- What you will do: The word "TEMA" appears in some lines of the listing below; report how many such lines there are, and nothing else.

- Working data:
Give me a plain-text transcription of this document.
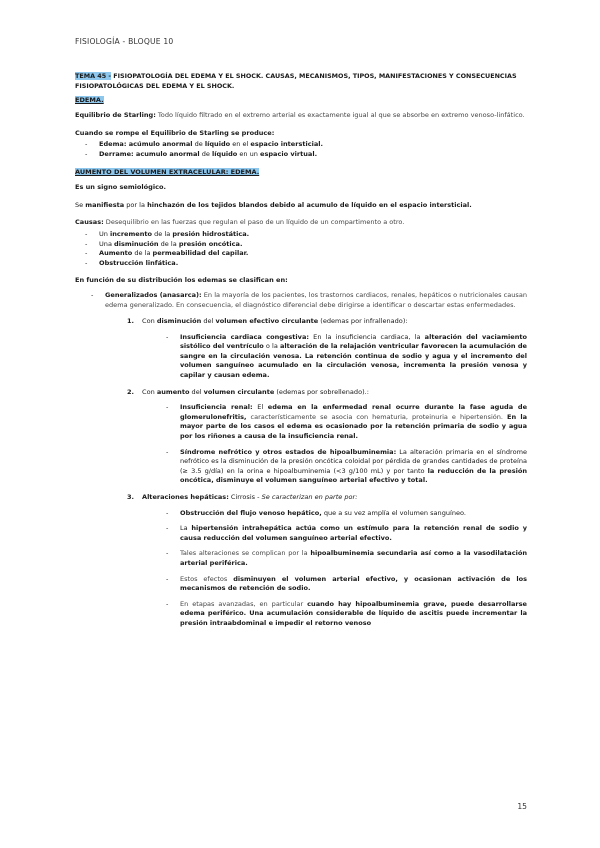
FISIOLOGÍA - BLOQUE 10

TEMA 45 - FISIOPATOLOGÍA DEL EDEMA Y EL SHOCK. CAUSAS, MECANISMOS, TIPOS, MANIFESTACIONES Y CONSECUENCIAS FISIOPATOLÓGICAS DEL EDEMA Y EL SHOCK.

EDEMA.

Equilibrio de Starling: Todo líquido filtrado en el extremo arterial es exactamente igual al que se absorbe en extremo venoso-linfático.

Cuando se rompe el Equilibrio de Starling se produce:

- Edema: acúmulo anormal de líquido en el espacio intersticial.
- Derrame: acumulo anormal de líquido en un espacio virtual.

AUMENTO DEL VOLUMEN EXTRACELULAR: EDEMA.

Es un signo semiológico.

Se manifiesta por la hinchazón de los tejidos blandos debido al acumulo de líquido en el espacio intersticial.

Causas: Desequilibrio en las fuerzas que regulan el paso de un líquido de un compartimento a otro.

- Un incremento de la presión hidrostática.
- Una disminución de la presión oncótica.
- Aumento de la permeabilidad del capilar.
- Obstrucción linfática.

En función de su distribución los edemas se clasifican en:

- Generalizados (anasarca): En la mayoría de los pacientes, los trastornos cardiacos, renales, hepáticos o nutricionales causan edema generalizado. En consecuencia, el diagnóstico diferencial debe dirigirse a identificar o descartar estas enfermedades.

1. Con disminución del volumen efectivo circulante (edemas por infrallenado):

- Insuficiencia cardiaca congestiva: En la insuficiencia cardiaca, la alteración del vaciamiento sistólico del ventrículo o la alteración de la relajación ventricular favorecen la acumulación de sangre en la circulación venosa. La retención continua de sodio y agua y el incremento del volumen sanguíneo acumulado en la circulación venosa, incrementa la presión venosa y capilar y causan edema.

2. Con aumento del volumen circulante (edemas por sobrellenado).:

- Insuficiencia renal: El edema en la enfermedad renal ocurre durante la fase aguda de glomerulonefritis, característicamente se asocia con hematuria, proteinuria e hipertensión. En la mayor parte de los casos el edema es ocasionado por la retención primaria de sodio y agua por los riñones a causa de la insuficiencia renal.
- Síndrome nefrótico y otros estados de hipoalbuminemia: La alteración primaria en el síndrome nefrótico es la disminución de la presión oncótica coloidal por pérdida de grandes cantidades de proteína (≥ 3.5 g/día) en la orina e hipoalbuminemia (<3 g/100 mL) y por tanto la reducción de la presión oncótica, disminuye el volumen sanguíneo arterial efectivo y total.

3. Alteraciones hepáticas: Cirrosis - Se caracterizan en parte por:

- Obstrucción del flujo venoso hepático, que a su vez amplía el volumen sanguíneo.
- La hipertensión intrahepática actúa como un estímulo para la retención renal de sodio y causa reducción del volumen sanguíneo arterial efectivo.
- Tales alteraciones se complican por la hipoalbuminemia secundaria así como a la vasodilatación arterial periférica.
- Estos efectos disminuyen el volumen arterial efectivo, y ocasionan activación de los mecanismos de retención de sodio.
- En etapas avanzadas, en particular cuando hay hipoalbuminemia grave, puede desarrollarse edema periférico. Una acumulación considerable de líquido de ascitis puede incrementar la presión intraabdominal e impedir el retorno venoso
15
...
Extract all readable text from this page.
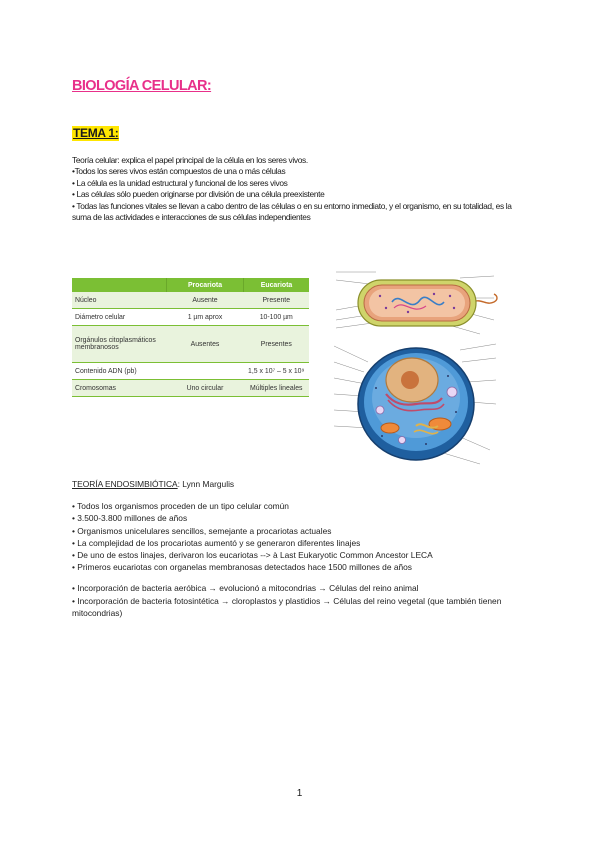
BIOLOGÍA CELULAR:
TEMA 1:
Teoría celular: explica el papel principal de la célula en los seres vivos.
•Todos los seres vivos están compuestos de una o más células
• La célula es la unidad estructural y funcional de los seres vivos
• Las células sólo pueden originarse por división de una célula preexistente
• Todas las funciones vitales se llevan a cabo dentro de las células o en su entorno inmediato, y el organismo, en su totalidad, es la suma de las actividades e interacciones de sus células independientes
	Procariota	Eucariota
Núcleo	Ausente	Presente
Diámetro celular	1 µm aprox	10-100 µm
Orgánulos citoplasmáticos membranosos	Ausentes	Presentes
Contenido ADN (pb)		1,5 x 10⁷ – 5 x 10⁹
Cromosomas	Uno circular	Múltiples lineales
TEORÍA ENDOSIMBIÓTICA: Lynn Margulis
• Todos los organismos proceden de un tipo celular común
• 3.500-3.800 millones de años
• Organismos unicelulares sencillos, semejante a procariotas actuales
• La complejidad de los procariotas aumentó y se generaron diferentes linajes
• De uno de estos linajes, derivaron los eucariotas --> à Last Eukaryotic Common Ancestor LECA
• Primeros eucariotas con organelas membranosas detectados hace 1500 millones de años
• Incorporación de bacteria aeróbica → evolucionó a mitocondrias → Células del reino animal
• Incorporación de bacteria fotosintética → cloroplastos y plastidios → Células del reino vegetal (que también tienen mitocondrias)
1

- Solution to the problem: 2